Problem to work on: Quote the listing below in full and exactly as written, but omit every picture.

(Stored data entries)

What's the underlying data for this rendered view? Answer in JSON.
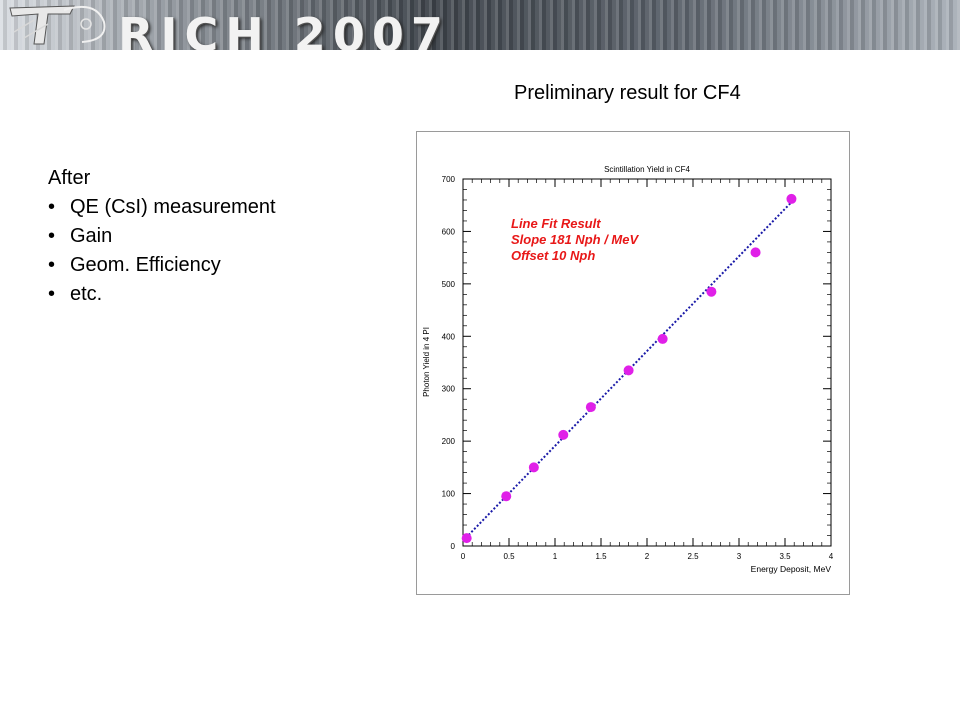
{
  "banner": {
    "title": "RICH 2007",
    "logo_icon": "rich-logo-icon"
  },
  "slide": {
    "subtitle": "Preliminary result for CF4",
    "intro": "After",
    "bullets": [
      "QE (CsI) measurement",
      "Gain",
      "Geom. Efficiency",
      "etc."
    ]
  },
  "chart_data": {
    "type": "scatter",
    "title": "Scintillation Yield in CF4",
    "xlabel": "Energy Deposit, MeV",
    "ylabel": "Photon Yield in 4 PI",
    "xlim": [
      0,
      4
    ],
    "ylim": [
      0,
      700
    ],
    "xticks": [
      "0",
      "0.5",
      "1",
      "1.5",
      "2",
      "2.5",
      "3",
      "3.5",
      "4"
    ],
    "yticks": [
      "0",
      "100",
      "200",
      "300",
      "400",
      "500",
      "600",
      "700"
    ],
    "grid": false,
    "series": [
      {
        "marker_color": "#e020e8",
        "x": [
          0.04,
          0.47,
          0.77,
          1.09,
          1.39,
          1.8,
          2.17,
          2.7,
          3.18,
          3.57
        ],
        "y": [
          15,
          95,
          150,
          212,
          265,
          335,
          395,
          485,
          560,
          662
        ]
      }
    ],
    "fit": {
      "x": [
        0,
        3.56
      ],
      "y": [
        10,
        654
      ],
      "line_color": "#1a1aa8",
      "line_style": "dotted"
    },
    "annotation": {
      "lines": [
        "Line Fit Result",
        "Slope 181 Nph / MeV",
        "Offset 10 Nph"
      ],
      "color": "#e81818"
    }
  }
}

Complete response:
What's the underlying data for this rendered view? Answer in JSON.
{
  "banner": {
    "title": "RICH 2007",
    "logo_icon": "rich-logo-icon"
  },
  "slide": {
    "subtitle": "Preliminary result for CF4",
    "intro": "After",
    "bullets": [
      "QE (CsI) measurement",
      "Gain",
      "Geom. Efficiency",
      "etc."
    ]
  },
  "chart_data": {
    "type": "scatter",
    "title": "Scintillation Yield in CF4",
    "xlabel": "Energy Deposit, MeV",
    "ylabel": "Photon Yield in 4 PI",
    "xlim": [
      0,
      4
    ],
    "ylim": [
      0,
      700
    ],
    "xticks": [
      "0",
      "0.5",
      "1",
      "1.5",
      "2",
      "2.5",
      "3",
      "3.5",
      "4"
    ],
    "yticks": [
      "0",
      "100",
      "200",
      "300",
      "400",
      "500",
      "600",
      "700"
    ],
    "grid": false,
    "series": [
      {
        "marker_color": "#e020e8",
        "x": [
          0.04,
          0.47,
          0.77,
          1.09,
          1.39,
          1.8,
          2.17,
          2.7,
          3.18,
          3.57
        ],
        "y": [
          15,
          95,
          150,
          212,
          265,
          335,
          395,
          485,
          560,
          662
        ]
      }
    ],
    "fit": {
      "x": [
        0,
        3.56
      ],
      "y": [
        10,
        654
      ],
      "line_color": "#1a1aa8",
      "line_style": "dotted"
    },
    "annotation": {
      "lines": [
        "Line Fit Result",
        "Slope 181 Nph / MeV",
        "Offset 10 Nph"
      ],
      "color": "#e81818"
    }
  }
}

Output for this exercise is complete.